## Texte fourni
Le fermentation ne produit de chaleur spontanée que dans ces corps terreux, dont la substance grasse est pour la plus grande partie épaisse & bitumineuse. Mais le mouvement intestin dont est agitée une liqueur qui fermente, quelque fort qu’il soit, n’est pas plus favorable à l’atténuation des molécules de cette liqueur, qu’à leur complication. Il reste donc à considerer les nouvelles combinaisons que la fermentation fait naître des principes qu’elle a divisés.

La partie grasse résineuse d’une liqueur qui fermente, comme plus mobile, forme d’abord à la surface une croute, ou naissent de tems-en-tems des crevasses, qui sont aussi-tôt réparées. Cette croûte contribue à rendre la fermentation plus parfaite. Elle est enfin entrainée au fond par l’écume & les floccons de poussiere qui s’y attachent durant la forte agitation de la liqueur, après que le bouillonnement en a dissout les parties huileuses. La substance grasse & la tartareuse entrent dans la composition des feces, qui sont néanmoins formées principalement des parties les plus terrestres de la liqueur qui fermente, lorsque ces parties terrestres sont séparées des parties salines, & empêchées de s’y rejoindre par l’esprit vineux.

## Enregistrements présentés

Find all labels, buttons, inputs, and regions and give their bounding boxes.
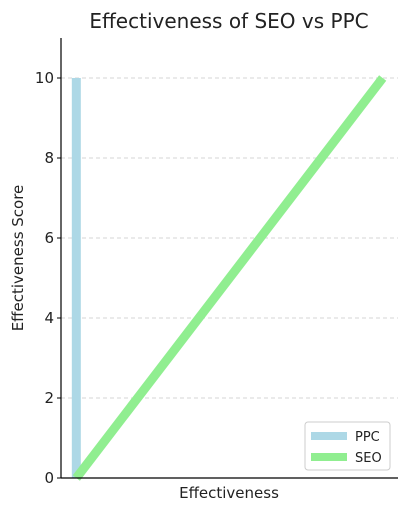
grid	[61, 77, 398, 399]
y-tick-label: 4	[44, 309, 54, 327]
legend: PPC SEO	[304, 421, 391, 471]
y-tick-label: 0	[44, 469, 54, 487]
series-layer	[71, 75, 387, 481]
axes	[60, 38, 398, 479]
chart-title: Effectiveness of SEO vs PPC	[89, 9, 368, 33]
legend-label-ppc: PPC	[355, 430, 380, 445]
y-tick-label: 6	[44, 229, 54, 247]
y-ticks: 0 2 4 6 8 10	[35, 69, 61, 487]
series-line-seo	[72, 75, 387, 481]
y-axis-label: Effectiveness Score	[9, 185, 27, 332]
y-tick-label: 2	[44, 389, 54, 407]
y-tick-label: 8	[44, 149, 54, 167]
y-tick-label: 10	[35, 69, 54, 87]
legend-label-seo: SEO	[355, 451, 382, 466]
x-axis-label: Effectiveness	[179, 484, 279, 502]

...

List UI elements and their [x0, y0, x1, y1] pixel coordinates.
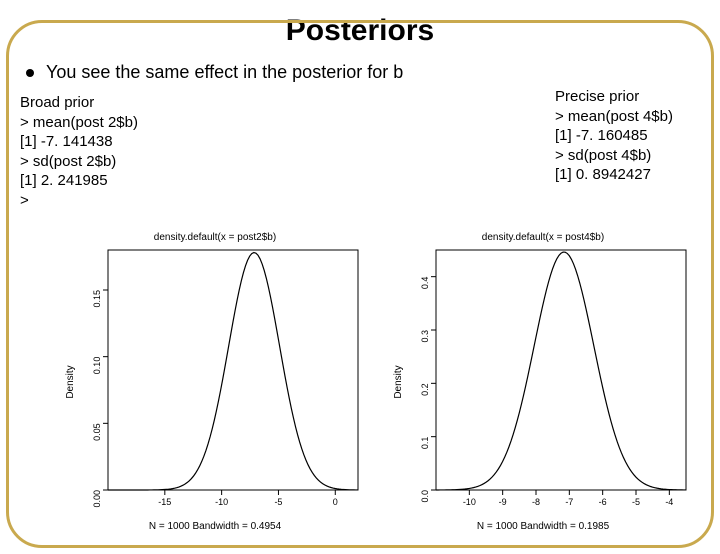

--

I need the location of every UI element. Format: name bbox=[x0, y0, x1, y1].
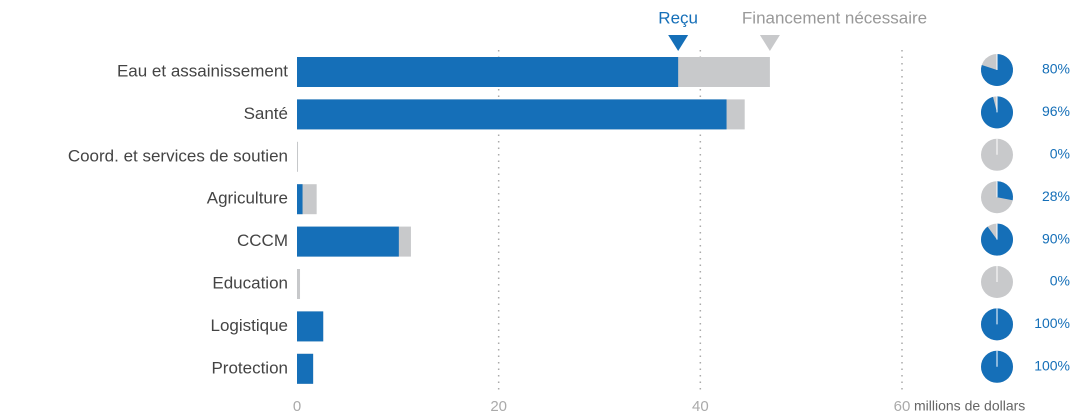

## Exercices
**a.** Répondez aux questions suivantes d'après le texte sur la fermentation.
(i) Dans quels corps la fermentation produit-elle une chaleur spontanée ?
(ii) Quelle partie d'une liqueur qui fermente forme d'abord une croûte à la surface ?
(iii) De quelles parties les fèces sont-elles principalement formées ?
**b.** Recopiez mot pour mot le passage du texte sur la fermentation compris entre « Le fermentation ne » et « qu’elle a divisés. », ces deux expressions incluses.

## Corrigé
**a.**
(i) Dans les corps terreux dont la substance grasse est, pour la plus grande partie, épaisse et bitumineuse.
(ii) La partie grasse résineuse, parce qu'elle est plus mobile.
(iii) Des parties les plus terrestres de la liqueur qui fermente.

**b.**
Le fermentation ne produit de chaleur spontanée que dans ces corps terreux, dont la substance grasse est pour la plus grande partie épaisse & bitumineuse. Mais le mouvement intestin dont est agitée une liqueur qui fermente, quelque fort qu’il soit, n’est pas plus favorable à l’atténuation des molécules de cette liqueur, qu’à leur complication. Il reste donc à considerer les nouvelles combinaisons que la fermentation fait naître des principes qu’elle a divisés.